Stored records
(begin)

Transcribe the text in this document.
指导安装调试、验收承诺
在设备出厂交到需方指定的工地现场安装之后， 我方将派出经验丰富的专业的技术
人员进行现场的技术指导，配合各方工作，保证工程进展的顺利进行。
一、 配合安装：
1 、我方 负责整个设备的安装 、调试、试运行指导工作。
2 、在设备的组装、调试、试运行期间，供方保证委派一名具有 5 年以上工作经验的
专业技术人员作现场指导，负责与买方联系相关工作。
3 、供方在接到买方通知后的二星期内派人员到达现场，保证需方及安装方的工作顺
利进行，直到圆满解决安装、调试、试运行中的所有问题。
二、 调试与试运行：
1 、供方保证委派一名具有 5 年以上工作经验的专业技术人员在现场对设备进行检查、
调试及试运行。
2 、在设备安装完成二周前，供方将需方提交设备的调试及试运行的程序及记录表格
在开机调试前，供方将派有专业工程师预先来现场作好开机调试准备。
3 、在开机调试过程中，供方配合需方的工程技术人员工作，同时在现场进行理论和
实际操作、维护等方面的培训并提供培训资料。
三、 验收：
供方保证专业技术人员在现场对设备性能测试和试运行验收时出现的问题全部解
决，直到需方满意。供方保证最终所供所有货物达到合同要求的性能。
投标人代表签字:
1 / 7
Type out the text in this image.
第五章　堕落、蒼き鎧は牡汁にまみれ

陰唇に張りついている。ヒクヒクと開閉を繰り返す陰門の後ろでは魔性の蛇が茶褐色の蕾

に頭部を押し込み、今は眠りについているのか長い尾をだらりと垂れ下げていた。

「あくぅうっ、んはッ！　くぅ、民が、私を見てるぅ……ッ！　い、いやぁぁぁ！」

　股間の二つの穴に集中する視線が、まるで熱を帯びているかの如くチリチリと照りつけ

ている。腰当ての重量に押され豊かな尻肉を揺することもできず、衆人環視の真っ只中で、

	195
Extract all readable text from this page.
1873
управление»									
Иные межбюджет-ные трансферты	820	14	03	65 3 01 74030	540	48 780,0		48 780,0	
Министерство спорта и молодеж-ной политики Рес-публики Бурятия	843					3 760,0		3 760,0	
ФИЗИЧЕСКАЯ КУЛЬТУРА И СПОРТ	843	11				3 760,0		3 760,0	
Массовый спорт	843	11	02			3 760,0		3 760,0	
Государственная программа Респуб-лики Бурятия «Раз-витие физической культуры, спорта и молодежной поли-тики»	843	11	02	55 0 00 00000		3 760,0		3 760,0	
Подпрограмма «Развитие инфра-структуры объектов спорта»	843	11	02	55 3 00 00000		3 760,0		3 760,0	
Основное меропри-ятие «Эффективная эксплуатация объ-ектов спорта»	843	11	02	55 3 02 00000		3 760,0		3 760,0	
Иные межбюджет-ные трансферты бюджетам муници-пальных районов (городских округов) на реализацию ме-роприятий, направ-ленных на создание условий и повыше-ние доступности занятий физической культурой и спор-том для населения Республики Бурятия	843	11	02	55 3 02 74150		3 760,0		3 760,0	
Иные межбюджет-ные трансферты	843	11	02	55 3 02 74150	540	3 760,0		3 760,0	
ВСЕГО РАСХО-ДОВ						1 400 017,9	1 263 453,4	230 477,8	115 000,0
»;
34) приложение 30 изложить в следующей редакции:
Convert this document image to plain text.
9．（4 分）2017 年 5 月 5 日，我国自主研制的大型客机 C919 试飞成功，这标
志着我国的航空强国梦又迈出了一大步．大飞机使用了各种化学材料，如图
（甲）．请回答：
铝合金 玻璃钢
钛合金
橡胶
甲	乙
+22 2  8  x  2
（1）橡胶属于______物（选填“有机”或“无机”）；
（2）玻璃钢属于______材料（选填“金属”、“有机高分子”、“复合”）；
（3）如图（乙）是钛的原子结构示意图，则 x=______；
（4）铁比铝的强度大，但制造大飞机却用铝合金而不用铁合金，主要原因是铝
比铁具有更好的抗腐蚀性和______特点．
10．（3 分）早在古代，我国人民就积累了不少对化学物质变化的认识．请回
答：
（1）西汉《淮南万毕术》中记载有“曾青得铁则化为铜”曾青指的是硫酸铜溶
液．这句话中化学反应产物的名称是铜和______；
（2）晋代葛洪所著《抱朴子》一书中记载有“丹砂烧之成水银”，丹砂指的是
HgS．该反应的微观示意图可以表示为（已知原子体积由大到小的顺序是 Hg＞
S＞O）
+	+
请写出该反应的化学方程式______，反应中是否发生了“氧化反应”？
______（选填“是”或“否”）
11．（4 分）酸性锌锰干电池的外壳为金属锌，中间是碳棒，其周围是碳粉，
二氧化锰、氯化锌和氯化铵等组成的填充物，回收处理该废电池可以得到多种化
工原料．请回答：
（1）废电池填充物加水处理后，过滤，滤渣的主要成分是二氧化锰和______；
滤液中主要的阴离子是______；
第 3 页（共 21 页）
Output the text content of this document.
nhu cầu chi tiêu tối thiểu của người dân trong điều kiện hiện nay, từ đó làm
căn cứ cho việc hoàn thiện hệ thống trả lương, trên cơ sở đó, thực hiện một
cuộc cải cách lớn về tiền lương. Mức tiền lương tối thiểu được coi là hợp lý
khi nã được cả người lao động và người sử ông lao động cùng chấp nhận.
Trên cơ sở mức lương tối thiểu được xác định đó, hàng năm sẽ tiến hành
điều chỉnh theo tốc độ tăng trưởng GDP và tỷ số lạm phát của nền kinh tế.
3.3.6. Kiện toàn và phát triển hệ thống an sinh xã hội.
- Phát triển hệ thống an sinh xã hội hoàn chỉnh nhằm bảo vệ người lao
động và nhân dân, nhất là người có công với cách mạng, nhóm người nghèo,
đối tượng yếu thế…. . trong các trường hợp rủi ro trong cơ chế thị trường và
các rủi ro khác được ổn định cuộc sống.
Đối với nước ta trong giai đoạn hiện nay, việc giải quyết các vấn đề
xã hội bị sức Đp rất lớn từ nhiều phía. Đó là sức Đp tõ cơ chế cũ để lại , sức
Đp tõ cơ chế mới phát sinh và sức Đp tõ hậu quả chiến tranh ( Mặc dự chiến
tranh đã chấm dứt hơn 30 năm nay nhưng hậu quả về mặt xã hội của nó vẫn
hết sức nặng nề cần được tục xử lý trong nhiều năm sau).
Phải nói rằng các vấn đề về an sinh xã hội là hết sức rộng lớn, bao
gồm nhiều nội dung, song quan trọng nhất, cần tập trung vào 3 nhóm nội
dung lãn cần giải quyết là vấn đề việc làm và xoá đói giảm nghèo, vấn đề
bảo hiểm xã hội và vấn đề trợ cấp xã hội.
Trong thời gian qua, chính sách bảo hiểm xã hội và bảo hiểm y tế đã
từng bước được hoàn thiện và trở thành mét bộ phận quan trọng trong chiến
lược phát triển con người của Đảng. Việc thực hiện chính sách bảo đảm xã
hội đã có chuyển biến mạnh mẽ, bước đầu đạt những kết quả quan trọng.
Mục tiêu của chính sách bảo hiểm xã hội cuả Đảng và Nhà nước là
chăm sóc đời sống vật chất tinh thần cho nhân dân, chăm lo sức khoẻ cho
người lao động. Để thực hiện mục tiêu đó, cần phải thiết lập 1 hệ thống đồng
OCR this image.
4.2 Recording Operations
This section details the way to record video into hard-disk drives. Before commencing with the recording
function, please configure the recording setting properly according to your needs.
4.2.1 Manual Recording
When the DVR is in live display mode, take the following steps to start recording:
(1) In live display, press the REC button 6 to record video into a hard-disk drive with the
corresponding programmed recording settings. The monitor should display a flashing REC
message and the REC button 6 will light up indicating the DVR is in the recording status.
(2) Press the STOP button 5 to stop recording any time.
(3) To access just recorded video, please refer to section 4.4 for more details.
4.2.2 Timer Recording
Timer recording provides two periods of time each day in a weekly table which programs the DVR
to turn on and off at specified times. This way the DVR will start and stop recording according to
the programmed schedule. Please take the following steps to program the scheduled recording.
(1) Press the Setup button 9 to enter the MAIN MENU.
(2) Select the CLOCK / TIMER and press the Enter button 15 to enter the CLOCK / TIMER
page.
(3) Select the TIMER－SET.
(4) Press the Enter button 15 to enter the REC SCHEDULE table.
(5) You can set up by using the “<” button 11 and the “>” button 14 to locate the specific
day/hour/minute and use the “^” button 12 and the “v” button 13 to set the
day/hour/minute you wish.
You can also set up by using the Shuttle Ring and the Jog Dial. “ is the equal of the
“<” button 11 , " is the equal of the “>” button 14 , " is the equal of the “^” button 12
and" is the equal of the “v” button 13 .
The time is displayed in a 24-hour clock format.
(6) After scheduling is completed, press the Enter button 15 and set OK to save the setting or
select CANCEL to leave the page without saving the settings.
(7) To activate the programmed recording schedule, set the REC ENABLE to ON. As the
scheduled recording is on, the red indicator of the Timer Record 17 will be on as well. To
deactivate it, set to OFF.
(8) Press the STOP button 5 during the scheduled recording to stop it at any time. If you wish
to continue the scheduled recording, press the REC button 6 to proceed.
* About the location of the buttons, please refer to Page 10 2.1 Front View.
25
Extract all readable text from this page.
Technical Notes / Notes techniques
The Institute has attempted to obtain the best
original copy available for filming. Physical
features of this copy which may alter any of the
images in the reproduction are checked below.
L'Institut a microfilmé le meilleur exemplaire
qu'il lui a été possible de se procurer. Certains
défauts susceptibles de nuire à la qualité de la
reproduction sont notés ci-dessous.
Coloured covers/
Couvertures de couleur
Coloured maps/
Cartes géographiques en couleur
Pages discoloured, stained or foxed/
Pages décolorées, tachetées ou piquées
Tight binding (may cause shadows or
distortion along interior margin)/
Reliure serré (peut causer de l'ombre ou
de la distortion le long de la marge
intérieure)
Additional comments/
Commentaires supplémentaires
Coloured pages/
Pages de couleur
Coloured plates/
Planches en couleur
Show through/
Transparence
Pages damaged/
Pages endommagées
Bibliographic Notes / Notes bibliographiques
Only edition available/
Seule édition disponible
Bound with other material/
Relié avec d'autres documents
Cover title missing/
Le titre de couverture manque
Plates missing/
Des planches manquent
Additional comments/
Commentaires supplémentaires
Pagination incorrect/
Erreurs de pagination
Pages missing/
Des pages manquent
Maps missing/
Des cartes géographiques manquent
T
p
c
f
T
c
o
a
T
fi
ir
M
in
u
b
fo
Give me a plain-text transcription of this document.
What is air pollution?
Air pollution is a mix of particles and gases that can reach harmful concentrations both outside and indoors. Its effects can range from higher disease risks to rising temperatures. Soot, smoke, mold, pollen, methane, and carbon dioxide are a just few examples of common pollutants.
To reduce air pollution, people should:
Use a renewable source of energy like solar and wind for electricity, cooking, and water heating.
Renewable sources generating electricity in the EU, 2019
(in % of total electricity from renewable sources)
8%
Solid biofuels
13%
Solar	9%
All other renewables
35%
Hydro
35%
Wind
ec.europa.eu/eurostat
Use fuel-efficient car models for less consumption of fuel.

(end)

◆ Work instructions ◆
Find the lines above that contain the word "which" and collect them.

◆ Result for this task ◆
Timer recording provides two periods of time each day in a weekly table which programs the DVR
features of this copy which may alter any of the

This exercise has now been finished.